Items from a data source
┄┄┄┄┄┄┄┄┄┄
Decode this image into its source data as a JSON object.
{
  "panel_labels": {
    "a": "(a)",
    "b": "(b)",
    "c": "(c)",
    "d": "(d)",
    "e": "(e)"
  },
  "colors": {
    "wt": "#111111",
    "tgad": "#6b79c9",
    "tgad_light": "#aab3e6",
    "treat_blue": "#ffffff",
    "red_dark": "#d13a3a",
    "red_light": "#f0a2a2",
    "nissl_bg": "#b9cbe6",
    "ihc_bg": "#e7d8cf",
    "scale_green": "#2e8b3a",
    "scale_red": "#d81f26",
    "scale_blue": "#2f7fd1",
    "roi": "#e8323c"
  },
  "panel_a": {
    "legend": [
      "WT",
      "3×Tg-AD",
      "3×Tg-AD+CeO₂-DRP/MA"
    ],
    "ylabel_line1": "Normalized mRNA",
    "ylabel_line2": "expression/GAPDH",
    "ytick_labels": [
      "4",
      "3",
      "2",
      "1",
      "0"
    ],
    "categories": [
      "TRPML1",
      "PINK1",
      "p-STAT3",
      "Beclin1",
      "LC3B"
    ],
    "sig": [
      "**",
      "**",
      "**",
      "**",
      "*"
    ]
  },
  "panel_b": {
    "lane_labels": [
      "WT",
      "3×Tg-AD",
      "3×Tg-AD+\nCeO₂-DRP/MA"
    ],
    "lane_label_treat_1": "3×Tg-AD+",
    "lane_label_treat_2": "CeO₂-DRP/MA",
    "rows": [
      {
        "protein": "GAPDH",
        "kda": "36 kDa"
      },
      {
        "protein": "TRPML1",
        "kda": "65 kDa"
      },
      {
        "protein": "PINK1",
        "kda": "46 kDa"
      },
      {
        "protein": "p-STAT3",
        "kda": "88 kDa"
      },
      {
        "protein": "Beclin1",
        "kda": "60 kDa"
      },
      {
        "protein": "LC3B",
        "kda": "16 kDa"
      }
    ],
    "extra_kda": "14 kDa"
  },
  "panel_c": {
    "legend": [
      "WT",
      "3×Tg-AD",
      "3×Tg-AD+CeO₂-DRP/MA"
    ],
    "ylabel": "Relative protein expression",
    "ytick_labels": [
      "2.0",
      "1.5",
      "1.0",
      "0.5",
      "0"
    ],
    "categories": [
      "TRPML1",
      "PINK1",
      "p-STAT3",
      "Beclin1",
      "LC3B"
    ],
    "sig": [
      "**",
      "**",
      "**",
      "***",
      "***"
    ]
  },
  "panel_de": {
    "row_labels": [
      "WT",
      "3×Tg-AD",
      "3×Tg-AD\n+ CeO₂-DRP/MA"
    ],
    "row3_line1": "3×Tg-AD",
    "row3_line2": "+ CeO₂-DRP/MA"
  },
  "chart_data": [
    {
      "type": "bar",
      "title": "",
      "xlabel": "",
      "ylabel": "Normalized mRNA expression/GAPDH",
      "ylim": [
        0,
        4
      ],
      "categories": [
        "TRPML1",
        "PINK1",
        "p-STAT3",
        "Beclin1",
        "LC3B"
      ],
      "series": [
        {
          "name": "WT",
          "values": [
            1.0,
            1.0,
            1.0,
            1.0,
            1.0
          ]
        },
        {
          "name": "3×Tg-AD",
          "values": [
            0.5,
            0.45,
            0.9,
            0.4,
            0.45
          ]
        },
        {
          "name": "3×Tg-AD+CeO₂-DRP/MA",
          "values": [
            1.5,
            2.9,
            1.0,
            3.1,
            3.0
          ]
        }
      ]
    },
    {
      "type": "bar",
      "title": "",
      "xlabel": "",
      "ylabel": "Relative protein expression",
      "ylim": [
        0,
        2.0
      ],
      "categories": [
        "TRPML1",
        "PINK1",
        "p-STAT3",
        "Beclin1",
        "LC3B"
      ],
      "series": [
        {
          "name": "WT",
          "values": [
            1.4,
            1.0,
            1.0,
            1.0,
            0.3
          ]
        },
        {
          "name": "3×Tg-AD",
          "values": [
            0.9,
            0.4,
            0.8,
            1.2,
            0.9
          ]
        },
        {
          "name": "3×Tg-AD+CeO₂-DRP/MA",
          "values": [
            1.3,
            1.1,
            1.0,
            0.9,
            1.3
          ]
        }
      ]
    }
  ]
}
┄┄┄┄┄┄┄┄┄┄
**YOUR ASSIGNMENT**
Copy all the data. Match it exactly.

**RESPONSE TO THE EXERCISE**
Decode this image into its source data as a JSON object.
{
  "panel_labels": {
    "a": "(a)",
    "b": "(b)",
    "c": "(c)",
    "d": "(d)",
    "e": "(e)"
  },
  "colors": {
    "wt": "#111111",
    "tgad": "#6b79c9",
    "tgad_light": "#aab3e6",
    "treat_blue": "#ffffff",
    "red_dark": "#d13a3a",
    "red_light": "#f0a2a2",
    "nissl_bg": "#b9cbe6",
    "ihc_bg": "#e7d8cf",
    "scale_green": "#2e8b3a",
    "scale_red": "#d81f26",
    "scale_blue": "#2f7fd1",
    "roi": "#e8323c"
  },
  "panel_a": {
    "legend": [
      "WT",
      "3×Tg-AD",
      "3×Tg-AD+CeO₂-DRP/MA"
    ],
    "ylabel_line1": "Normalized mRNA",
    "ylabel_line2": "expression/GAPDH",
    "ytick_labels": [
      "4",
      "3",
      "2",
      "1",
      "0"
    ],
    "categories": [
      "TRPML1",
      "PINK1",
      "p-STAT3",
      "Beclin1",
      "LC3B"
    ],
    "sig": [
      "**",
      "**",
      "**",
      "**",
      "*"
    ]
  },
  "panel_b": {
    "lane_labels": [
      "WT",
      "3×Tg-AD",
      "3×Tg-AD+\nCeO₂-DRP/MA"
    ],
    "lane_label_treat_1": "3×Tg-AD+",
    "lane_label_treat_2": "CeO₂-DRP/MA",
    "rows": [
      {
        "protein": "GAPDH",
        "kda": "36 kDa"
      },
      {
        "protein": "TRPML1",
        "kda": "65 kDa"
      },
      {
        "protein": "PINK1",
        "kda": "46 kDa"
      },
      {
        "protein": "p-STAT3",
        "kda": "88 kDa"
      },
      {
        "protein": "Beclin1",
        "kda": "60 kDa"
      },
      {
        "protein": "LC3B",
        "kda": "16 kDa"
      }
    ],
    "extra_kda": "14 kDa"
  },
  "panel_c": {
    "legend": [
      "WT",
      "3×Tg-AD",
      "3×Tg-AD+CeO₂-DRP/MA"
    ],
    "ylabel": "Relative protein expression",
    "ytick_labels": [
      "2.0",
      "1.5",
      "1.0",
      "0.5",
      "0"
    ],
    "categories": [
      "TRPML1",
      "PINK1",
      "p-STAT3",
      "Beclin1",
      "LC3B"
    ],
    "sig": [
      "**",
      "**",
      "**",
      "***",
      "***"
    ]
  },
  "panel_de": {
    "row_labels": [
      "WT",
      "3×Tg-AD",
      "3×Tg-AD\n+ CeO₂-DRP/MA"
    ],
    "row3_line1": "3×Tg-AD",
    "row3_line2": "+ CeO₂-DRP/MA"
  },
  "chart_data": [
    {
      "type": "bar",
      "title": "",
      "xlabel": "",
      "ylabel": "Normalized mRNA expression/GAPDH",
      "ylim": [
        0,
        4
      ],
      "categories": [
        "TRPML1",
        "PINK1",
        "p-STAT3",
        "Beclin1",
        "LC3B"
      ],
      "series": [
        {
          "name": "WT",
          "values": [
            1.0,
            1.0,
            1.0,
            1.0,
            1.0
          ]
        },
        {
          "name": "3×Tg-AD",
          "values": [
            0.5,
            0.45,
            0.9,
            0.4,
            0.45
          ]
        },
        {
          "name": "3×Tg-AD+CeO₂-DRP/MA",
          "values": [
            1.5,
            2.9,
            1.0,
            3.1,
            3.0
          ]
        }
      ]
    },
    {
      "type": "bar",
      "title": "",
      "xlabel": "",
      "ylabel": "Relative protein expression",
      "ylim": [
        0,
        2.0
      ],
      "categories": [
        "TRPML1",
        "PINK1",
        "p-STAT3",
        "Beclin1",
        "LC3B"
      ],
      "series": [
        {
          "name": "WT",
          "values": [
            1.4,
            1.0,
            1.0,
            1.0,
            0.3
          ]
        },
        {
          "name": "3×Tg-AD",
          "values": [
            0.9,
            0.4,
            0.8,
            1.2,
            0.9
          ]
        },
        {
          "name": "3×Tg-AD+CeO₂-DRP/MA",
          "values": [
            1.3,
            1.1,
            1.0,
            0.9,
            1.3
          ]
        }
      ]
    }
  ]
}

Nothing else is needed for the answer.